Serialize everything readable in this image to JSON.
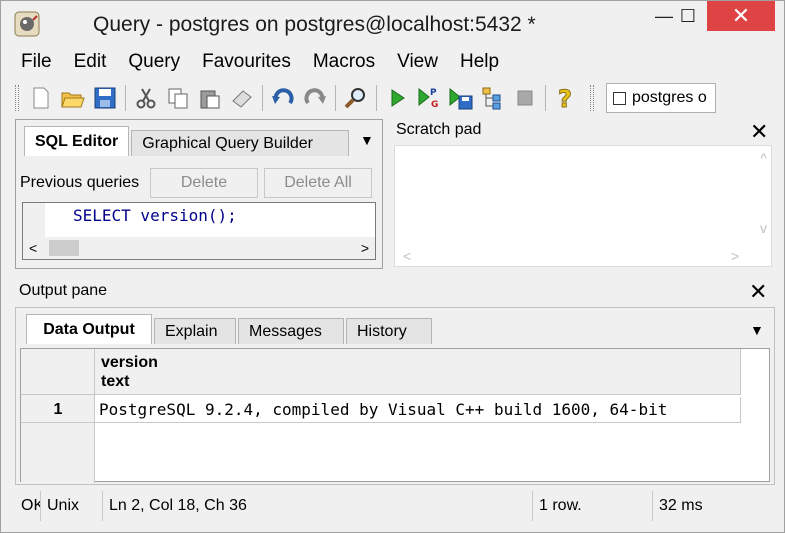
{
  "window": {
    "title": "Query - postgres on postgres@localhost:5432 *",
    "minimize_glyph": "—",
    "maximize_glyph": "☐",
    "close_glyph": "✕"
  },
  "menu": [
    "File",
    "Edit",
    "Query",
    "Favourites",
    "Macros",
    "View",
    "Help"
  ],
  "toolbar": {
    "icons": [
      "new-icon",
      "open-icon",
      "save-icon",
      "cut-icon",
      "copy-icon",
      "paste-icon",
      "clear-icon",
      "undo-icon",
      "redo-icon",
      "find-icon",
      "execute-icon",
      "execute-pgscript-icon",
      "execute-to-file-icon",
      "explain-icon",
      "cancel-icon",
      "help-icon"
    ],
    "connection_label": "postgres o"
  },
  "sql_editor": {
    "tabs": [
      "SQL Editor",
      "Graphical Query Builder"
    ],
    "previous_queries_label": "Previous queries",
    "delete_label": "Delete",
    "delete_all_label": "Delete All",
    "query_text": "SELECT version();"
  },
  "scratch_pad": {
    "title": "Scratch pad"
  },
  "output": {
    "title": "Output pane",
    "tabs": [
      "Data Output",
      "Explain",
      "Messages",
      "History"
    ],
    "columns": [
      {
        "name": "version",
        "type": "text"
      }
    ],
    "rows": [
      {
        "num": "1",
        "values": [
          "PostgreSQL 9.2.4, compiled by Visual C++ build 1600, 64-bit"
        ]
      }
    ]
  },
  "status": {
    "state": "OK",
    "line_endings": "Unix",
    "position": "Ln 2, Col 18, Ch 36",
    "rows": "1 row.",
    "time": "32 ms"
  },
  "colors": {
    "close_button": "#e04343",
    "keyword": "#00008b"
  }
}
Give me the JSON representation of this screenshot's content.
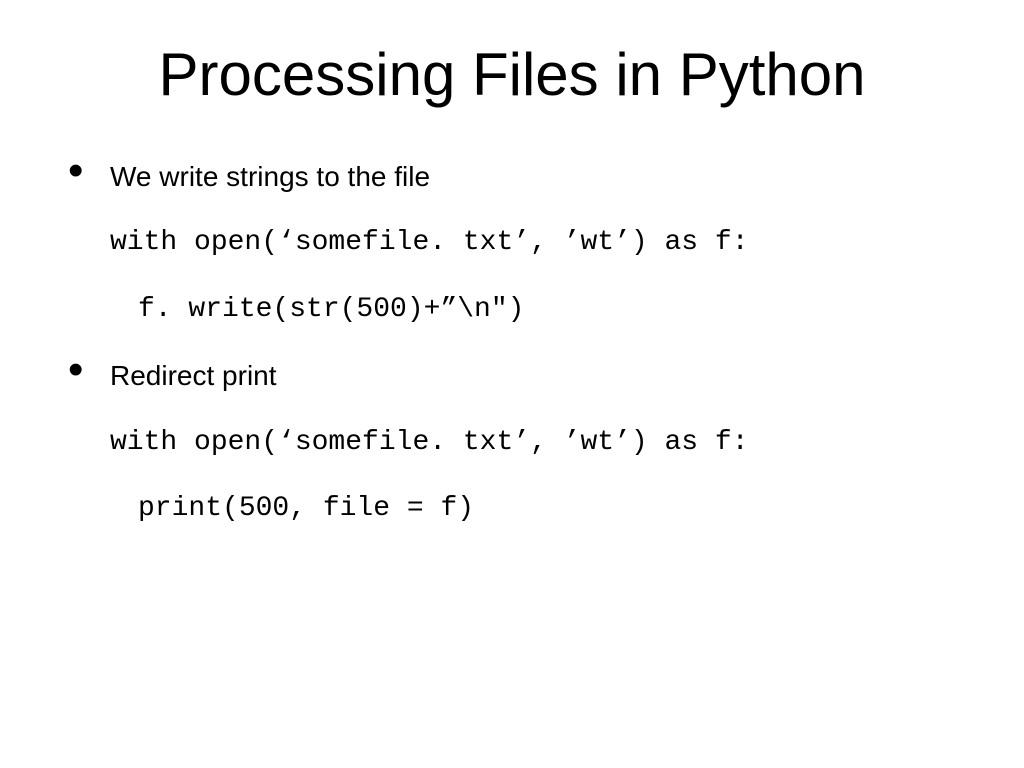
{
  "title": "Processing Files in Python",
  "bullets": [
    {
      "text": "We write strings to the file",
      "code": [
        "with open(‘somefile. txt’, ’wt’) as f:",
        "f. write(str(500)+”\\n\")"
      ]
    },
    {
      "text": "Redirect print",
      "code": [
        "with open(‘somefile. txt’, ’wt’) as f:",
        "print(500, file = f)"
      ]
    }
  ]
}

========

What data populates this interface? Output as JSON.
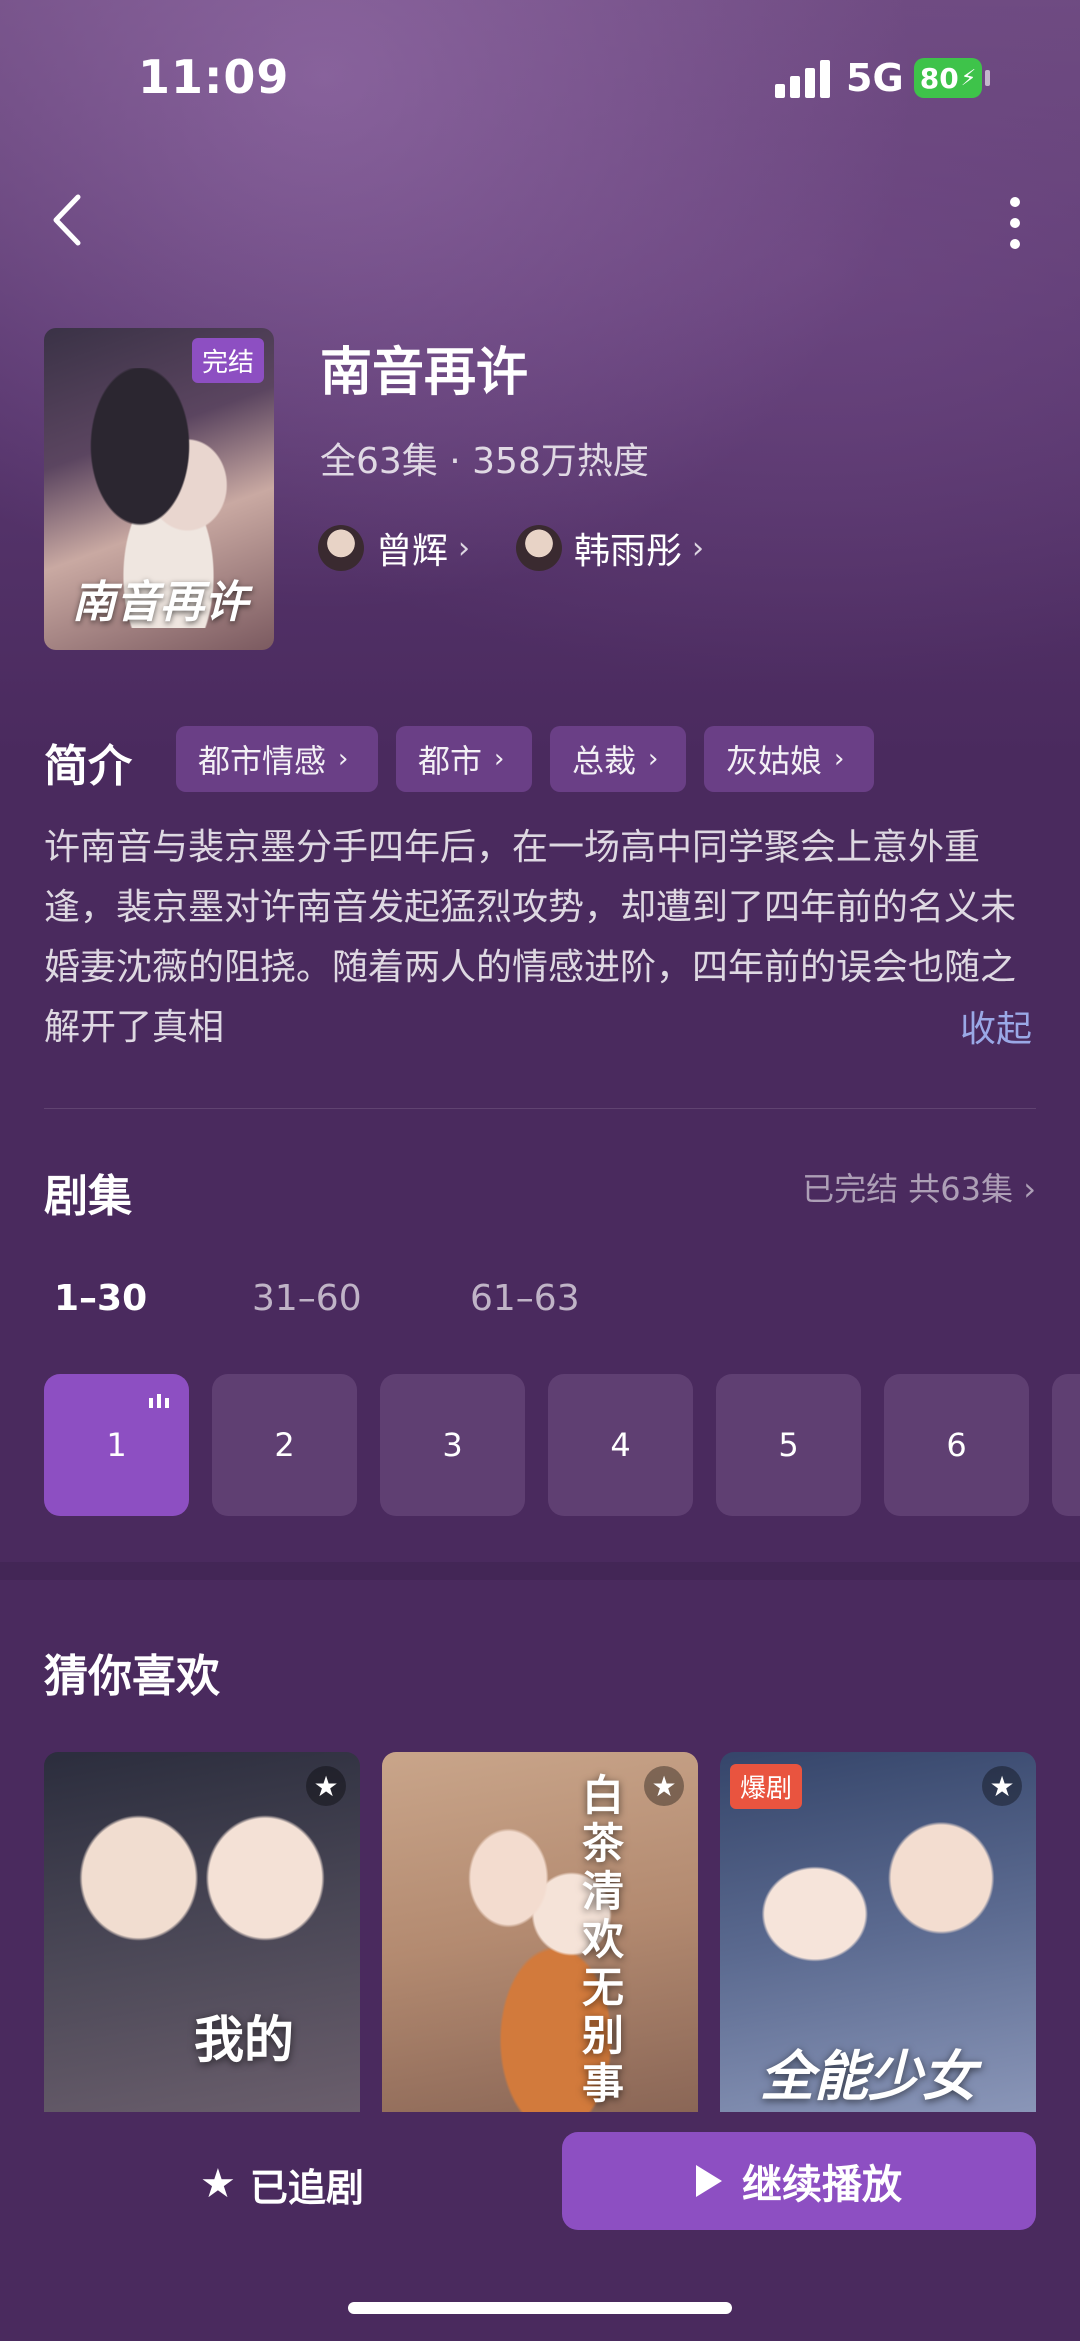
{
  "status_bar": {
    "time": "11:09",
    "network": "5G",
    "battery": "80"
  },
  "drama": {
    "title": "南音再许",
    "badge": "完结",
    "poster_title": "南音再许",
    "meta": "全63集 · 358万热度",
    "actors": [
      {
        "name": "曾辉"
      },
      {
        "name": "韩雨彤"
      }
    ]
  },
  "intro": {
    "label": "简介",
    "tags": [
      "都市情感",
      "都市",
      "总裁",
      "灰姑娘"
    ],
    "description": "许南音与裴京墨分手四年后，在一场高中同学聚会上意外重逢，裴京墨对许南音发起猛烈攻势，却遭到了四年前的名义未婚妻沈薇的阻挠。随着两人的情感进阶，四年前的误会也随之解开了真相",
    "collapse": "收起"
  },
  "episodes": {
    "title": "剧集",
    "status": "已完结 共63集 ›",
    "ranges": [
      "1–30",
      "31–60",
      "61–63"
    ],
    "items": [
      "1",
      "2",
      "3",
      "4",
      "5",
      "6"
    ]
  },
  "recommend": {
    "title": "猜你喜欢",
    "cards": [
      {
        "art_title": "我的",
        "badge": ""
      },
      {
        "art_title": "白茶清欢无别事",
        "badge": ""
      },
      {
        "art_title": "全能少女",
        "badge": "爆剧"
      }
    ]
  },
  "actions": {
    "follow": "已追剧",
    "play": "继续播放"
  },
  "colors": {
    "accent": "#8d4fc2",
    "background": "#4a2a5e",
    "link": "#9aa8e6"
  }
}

========

WRITTEN TASK -> Filter the records, keeping only lines that contain "Delete", and show those lines.

TASK ANSWER ->
    "delete_label": "Delete",
    "delete_all_label": "Delete All",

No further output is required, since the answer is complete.